Exercise directions: A faithful copy of the listing below is needed, one that contains no pictures.

--

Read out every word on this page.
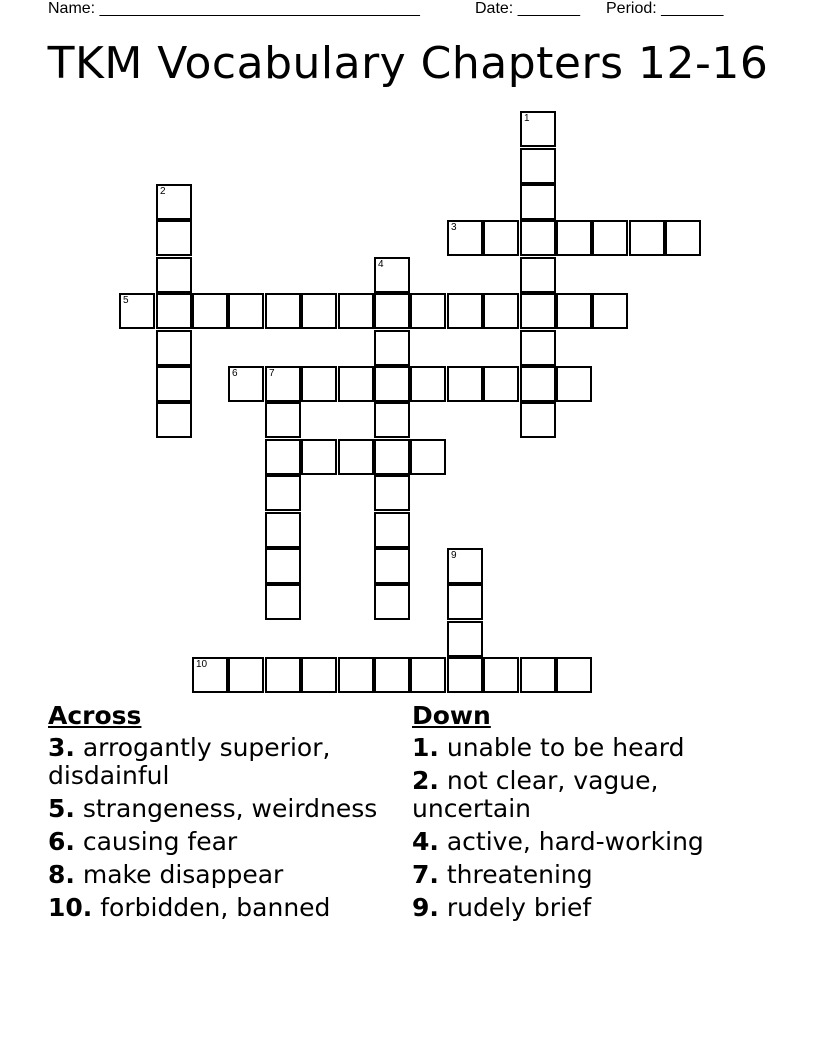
Name: ____________________________________	Date: _______ Period: _______
TKM Vocabulary Chapters 12-16
1
2
3
4
5
6	7
9
10
Across
3. arrogantly superior, disdainful
5. strangeness, weirdness
6. causing fear
8. make disappear
10. forbidden, banned
Down
1. unable to be heard
2. not clear, vague, uncertain
4. active, hard-working
7. threatening
9. rudely brief
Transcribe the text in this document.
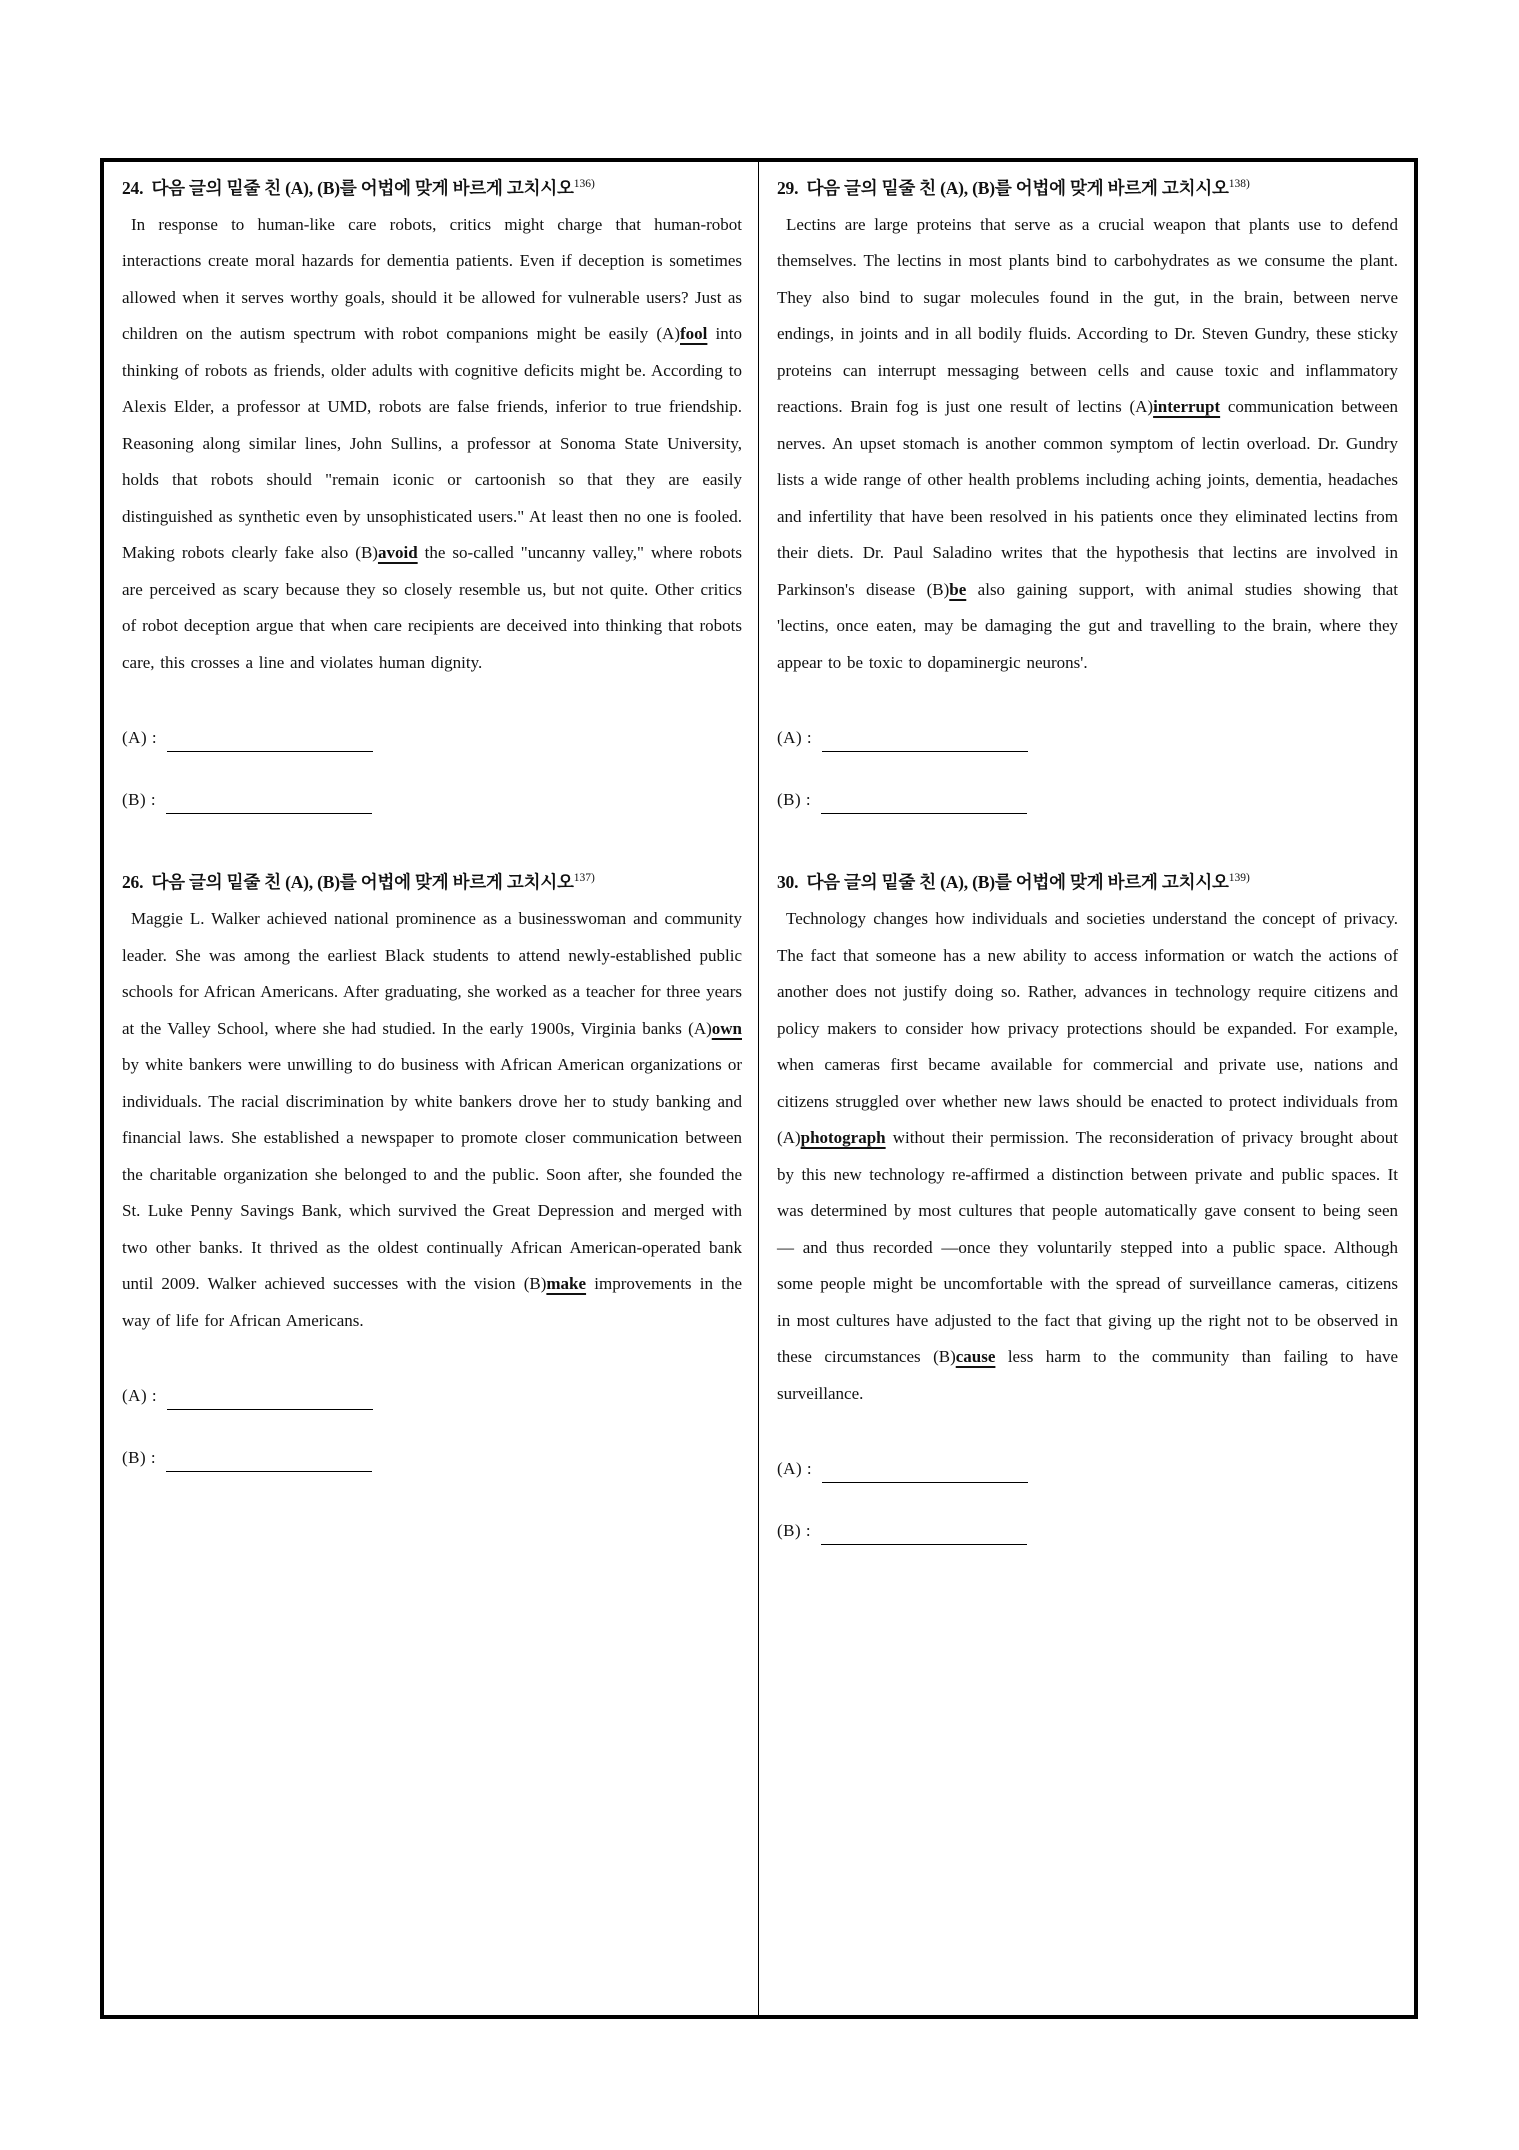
24. 다음 글의 밑줄 친 (A), (B)를 어법에 맞게 바르게 고치시오$^{136)}$

In response to human-like care robots, critics might charge that human-robot interactions create moral hazards for dementia patients. Even if deception is sometimes allowed when it serves worthy goals, should it be allowed for vulnerable users? Just as children on the autism spectrum with robot companions might be easily (A)fool into thinking of robots as friends, older adults with cognitive deficits might be. According to Alexis Elder, a professor at UMD, robots are false friends, inferior to true friendship. Reasoning along similar lines, John Sullins, a professor at Sonoma State University, holds that robots should "remain iconic or cartoonish so that they are easily distinguished as synthetic even by unsophisticated users." At least then no one is fooled. Making robots clearly fake also (B)avoid the so-called "uncanny valley," where robots are perceived as scary because they so closely resemble us, but not quite. Other critics of robot deception argue that when care recipients are deceived into thinking that robots care, this crosses a line and violates human dignity.

(A) :
(B) :
26. 다음 글의 밑줄 친 (A), (B)를 어법에 맞게 바르게 고치시오$^{137)}$

Maggie L. Walker achieved national prominence as a businesswoman and community leader. She was among the earliest Black students to attend newly-established public schools for African Americans. After graduating, she worked as a teacher for three years at the Valley School, where she had studied. In the early 1900s, Virginia banks (A)own by white bankers were unwilling to do business with African American organizations or individuals. The racial discrimination by white bankers drove her to study banking and financial laws. She established a newspaper to promote closer communication between the charitable organization she belonged to and the public. Soon after, she founded the St. Luke Penny Savings Bank, which survived the Great Depression and merged with two other banks. It thrived as the oldest continually African American-operated bank until 2009. Walker achieved successes with the vision (B)make improvements in the way of life for African Americans.

(A) :
(B) :
29. 다음 글의 밑줄 친 (A), (B)를 어법에 맞게 바르게 고치시오$^{138)}$

Lectins are large proteins that serve as a crucial weapon that plants use to defend themselves. The lectins in most plants bind to carbohydrates as we consume the plant. They also bind to sugar molecules found in the gut, in the brain, between nerve endings, in joints and in all bodily fluids. According to Dr. Steven Gundry, these sticky proteins can interrupt messaging between cells and cause toxic and inflammatory reactions. Brain fog is just one result of lectins (A)interrupt communication between nerves. An upset stomach is another common symptom of lectin overload. Dr. Gundry lists a wide range of other health problems including aching joints, dementia, headaches and infertility that have been resolved in his patients once they eliminated lectins from their diets. Dr. Paul Saladino writes that the hypothesis that lectins are involved in Parkinson's disease (B)be also gaining support, with animal studies showing that 'lectins, once eaten, may be damaging the gut and travelling to the brain, where they appear to be toxic to dopaminergic neurons'.

(A) :
(B) :
30. 다음 글의 밑줄 친 (A), (B)를 어법에 맞게 바르게 고치시오$^{139)}$

Technology changes how individuals and societies understand the concept of privacy. The fact that someone has a new ability to access information or watch the actions of another does not justify doing so. Rather, advances in technology require citizens and policy makers to consider how privacy protections should be expanded. For example, when cameras first became available for commercial and private use, nations and citizens struggled over whether new laws should be enacted to protect individuals from (A)photograph without their permission. The reconsideration of privacy brought about by this new technology re-affirmed a distinction between private and public spaces. It was determined by most cultures that people automatically gave consent to being seen ― and thus recorded ―once they voluntarily stepped into a public space. Although some people might be uncomfortable with the spread of surveillance cameras, citizens in most cultures have adjusted to the fact that giving up the right not to be observed in these circumstances (B)cause less harm to the community than failing to have surveillance.

(A) :
(B) :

--

Solution to the exercise:
Read out every word on this page.
Name: ____________________________________	Date: _______ Period: _______
TKM Vocabulary Chapters 12-16
1
2
3
4
5
6	7
9
10
Across
3. arrogantly superior, disdainful
5. strangeness, weirdness
6. causing fear
8. make disappear
10. forbidden, banned
Down
1. unable to be heard
2. not clear, vague, uncertain
4. active, hard-working
7. threatening
9. rudely brief
Transcribe the text in this document.
24. 다음 글의 밑줄 친 (A), (B)를 어법에 맞게 바르게 고치시오$^{136)}$

In response to human-like care robots, critics might charge that human-robot interactions create moral hazards for dementia patients. Even if deception is sometimes allowed when it serves worthy goals, should it be allowed for vulnerable users? Just as children on the autism spectrum with robot companions might be easily (A)fool into thinking of robots as friends, older adults with cognitive deficits might be. According to Alexis Elder, a professor at UMD, robots are false friends, inferior to true friendship. Reasoning along similar lines, John Sullins, a professor at Sonoma State University, holds that robots should "remain iconic or cartoonish so that they are easily distinguished as synthetic even by unsophisticated users." At least then no one is fooled. Making robots clearly fake also (B)avoid the so-called "uncanny valley," where robots are perceived as scary because they so closely resemble us, but not quite. Other critics of robot deception argue that when care recipients are deceived into thinking that robots care, this crosses a line and violates human dignity.

(A) :
(B) :
26. 다음 글의 밑줄 친 (A), (B)를 어법에 맞게 바르게 고치시오$^{137)}$

Maggie L. Walker achieved national prominence as a businesswoman and community leader. She was among the earliest Black students to attend newly-established public schools for African Americans. After graduating, she worked as a teacher for three years at the Valley School, where she had studied. In the early 1900s, Virginia banks (A)own by white bankers were unwilling to do business with African American organizations or individuals. The racial discrimination by white bankers drove her to study banking and financial laws. She established a newspaper to promote closer communication between the charitable organization she belonged to and the public. Soon after, she founded the St. Luke Penny Savings Bank, which survived the Great Depression and merged with two other banks. It thrived as the oldest continually African American-operated bank until 2009. Walker achieved successes with the vision (B)make improvements in the way of life for African Americans.

(A) :
(B) :
29. 다음 글의 밑줄 친 (A), (B)를 어법에 맞게 바르게 고치시오$^{138)}$

Lectins are large proteins that serve as a crucial weapon that plants use to defend themselves. The lectins in most plants bind to carbohydrates as we consume the plant. They also bind to sugar molecules found in the gut, in the brain, between nerve endings, in joints and in all bodily fluids. According to Dr. Steven Gundry, these sticky proteins can interrupt messaging between cells and cause toxic and inflammatory reactions. Brain fog is just one result of lectins (A)interrupt communication between nerves. An upset stomach is another common symptom of lectin overload. Dr. Gundry lists a wide range of other health problems including aching joints, dementia, headaches and infertility that have been resolved in his patients once they eliminated lectins from their diets. Dr. Paul Saladino writes that the hypothesis that lectins are involved in Parkinson's disease (B)be also gaining support, with animal studies showing that 'lectins, once eaten, may be damaging the gut and travelling to the brain, where they appear to be toxic to dopaminergic neurons'.

(A) :
(B) :
30. 다음 글의 밑줄 친 (A), (B)를 어법에 맞게 바르게 고치시오$^{139)}$

Technology changes how individuals and societies understand the concept of privacy. The fact that someone has a new ability to access information or watch the actions of another does not justify doing so. Rather, advances in technology require citizens and policy makers to consider how privacy protections should be expanded. For example, when cameras first became available for commercial and private use, nations and citizens struggled over whether new laws should be enacted to protect individuals from (A)photograph without their permission. The reconsideration of privacy brought about by this new technology re-affirmed a distinction between private and public spaces. It was determined by most cultures that people automatically gave consent to being seen ― and thus recorded ―once they voluntarily stepped into a public space. Although some people might be uncomfortable with the spread of surveillance cameras, citizens in most cultures have adjusted to the fact that giving up the right not to be observed in these circumstances (B)cause less harm to the community than failing to have surveillance.

(A) :
(B) :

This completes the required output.